Data extracted from a collection:
______________________________

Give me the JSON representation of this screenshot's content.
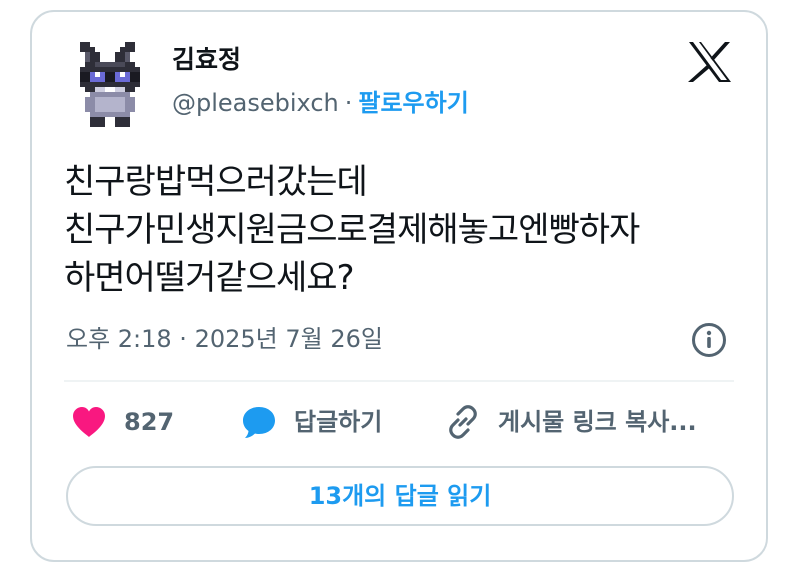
{
  "author": {
    "display_name": "김효정",
    "handle": "@pleasebixch",
    "separator": "·",
    "follow_label": "팔로우하기",
    "avatar_icon": "pixel-rabbit-avatar"
  },
  "platform": {
    "logo_icon": "x-logo-icon"
  },
  "tweet": {
    "lines": [
      "친구랑밥먹으러갔는데",
      "친구가민생지원금으로결제해놓고엔빵하자",
      "하면어떨거같으세요?"
    ],
    "timestamp": "오후 2:18 · 2025년 7월 26일"
  },
  "actions": {
    "like_count": "827",
    "reply_label": "답글하기",
    "copy_link_label": "게시물 링크 복사..."
  },
  "replies_button": {
    "label": "13개의 답글 읽기"
  },
  "colors": {
    "accent": "#1d9bf0",
    "like": "#f91880",
    "text": "#0f1419",
    "secondary": "#536471",
    "border": "#cfd9de"
  }
}
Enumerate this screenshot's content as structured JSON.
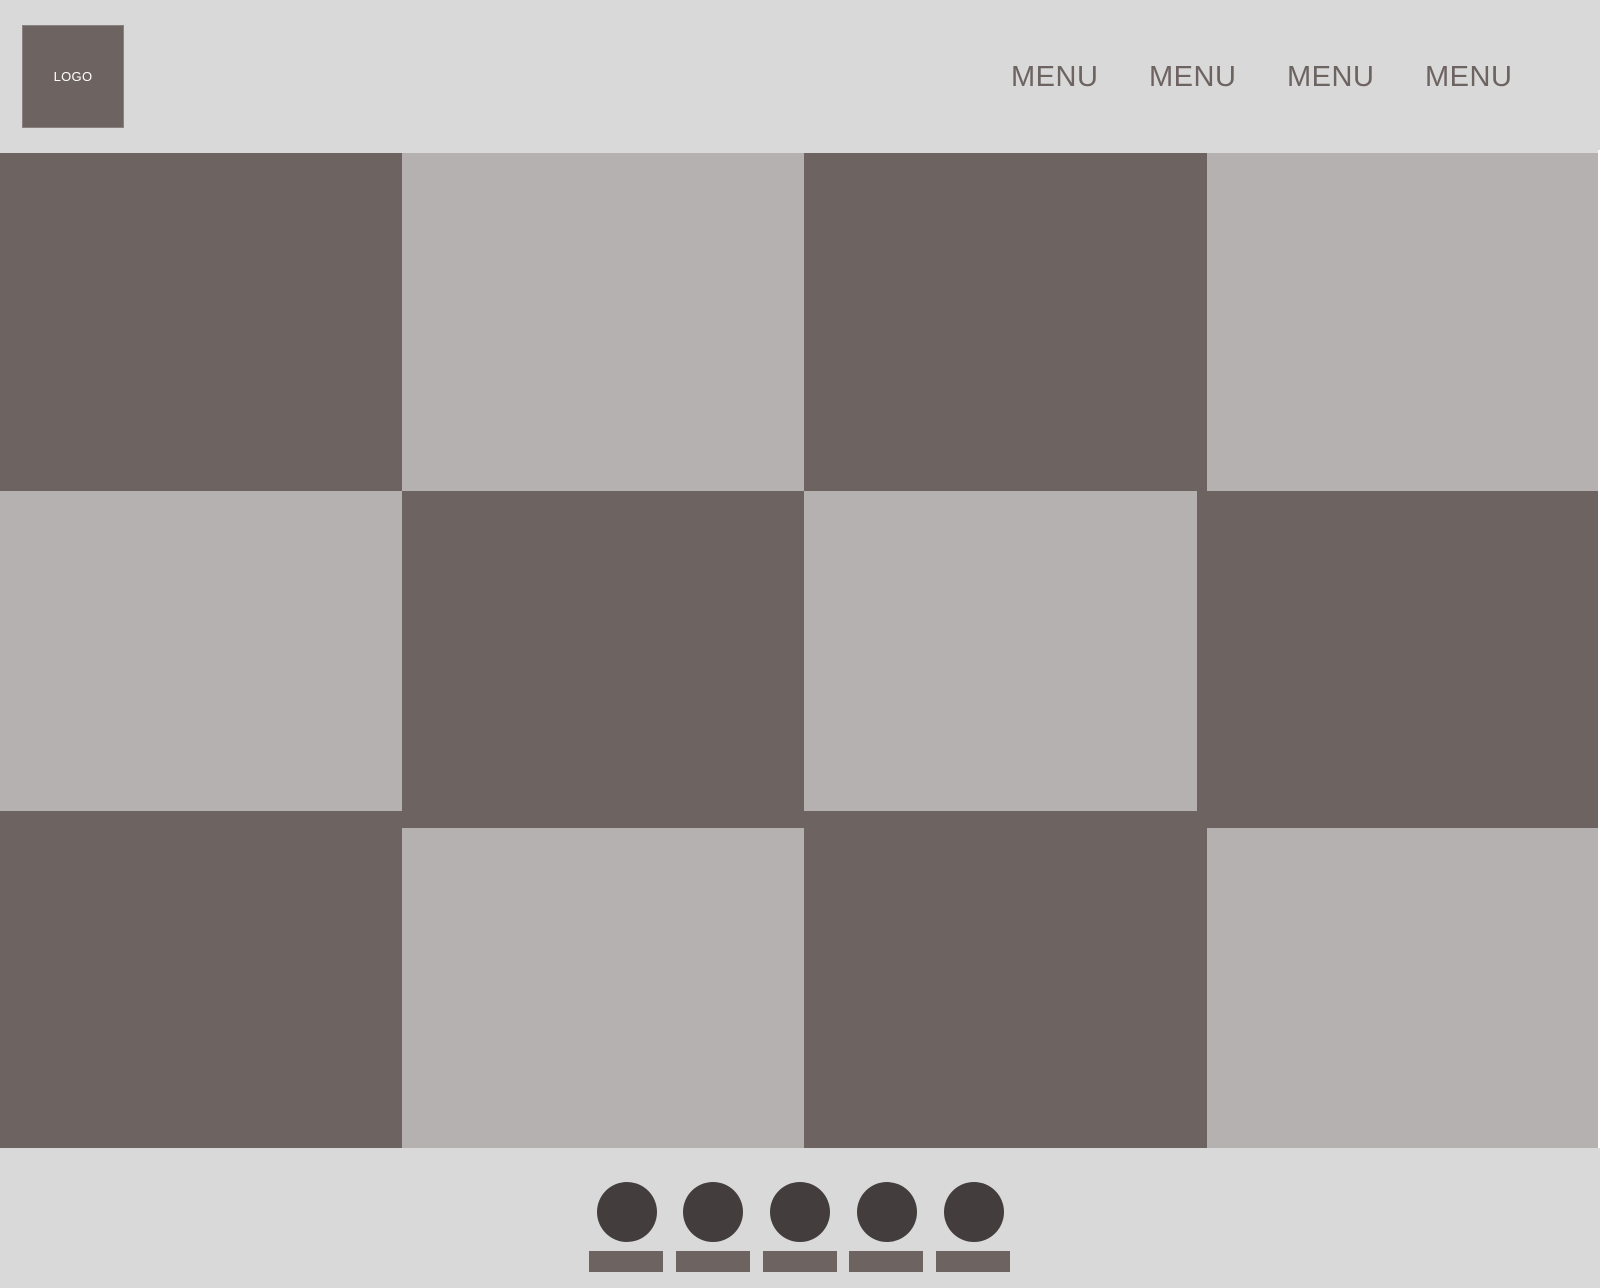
{
  "header": {
    "logo_label": "LOGO",
    "menu": [
      {
        "label": "MENU"
      },
      {
        "label": "MENU"
      },
      {
        "label": "MENU"
      },
      {
        "label": "MENU"
      }
    ]
  },
  "colors": {
    "header_bg": "#d9d9d9",
    "tile_dark": "#6d6462",
    "tile_light": "#b5b1b0",
    "dot": "#433e3d",
    "bar": "#6d6462"
  },
  "gallery": {
    "rows": 3,
    "columns": 4,
    "tile_count": 12
  },
  "footer": {
    "indicator_count": 5
  }
}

______________________________

YOUR TASK >> Reproduce all of the entries word for word, skipping any pictures they hold.

FULL RESPONSE >>
Give me the JSON representation of this screenshot's content.
{
  "author": {
    "display_name": "김효정",
    "handle": "@pleasebixch",
    "separator": "·",
    "follow_label": "팔로우하기",
    "avatar_icon": "pixel-rabbit-avatar"
  },
  "platform": {
    "logo_icon": "x-logo-icon"
  },
  "tweet": {
    "lines": [
      "친구랑밥먹으러갔는데",
      "친구가민생지원금으로결제해놓고엔빵하자",
      "하면어떨거같으세요?"
    ],
    "timestamp": "오후 2:18 · 2025년 7월 26일"
  },
  "actions": {
    "like_count": "827",
    "reply_label": "답글하기",
    "copy_link_label": "게시물 링크 복사..."
  },
  "replies_button": {
    "label": "13개의 답글 읽기"
  },
  "colors": {
    "accent": "#1d9bf0",
    "like": "#f91880",
    "text": "#0f1419",
    "secondary": "#536471",
    "border": "#cfd9de"
  }
}
Enumerate this screenshot's content as structured JSON.
{
  "header": {
    "logo_label": "LOGO",
    "menu": [
      {
        "label": "MENU"
      },
      {
        "label": "MENU"
      },
      {
        "label": "MENU"
      },
      {
        "label": "MENU"
      }
    ]
  },
  "colors": {
    "header_bg": "#d9d9d9",
    "tile_dark": "#6d6462",
    "tile_light": "#b5b1b0",
    "dot": "#433e3d",
    "bar": "#6d6462"
  },
  "gallery": {
    "rows": 3,
    "columns": 4,
    "tile_count": 12
  },
  "footer": {
    "indicator_count": 5
  }
}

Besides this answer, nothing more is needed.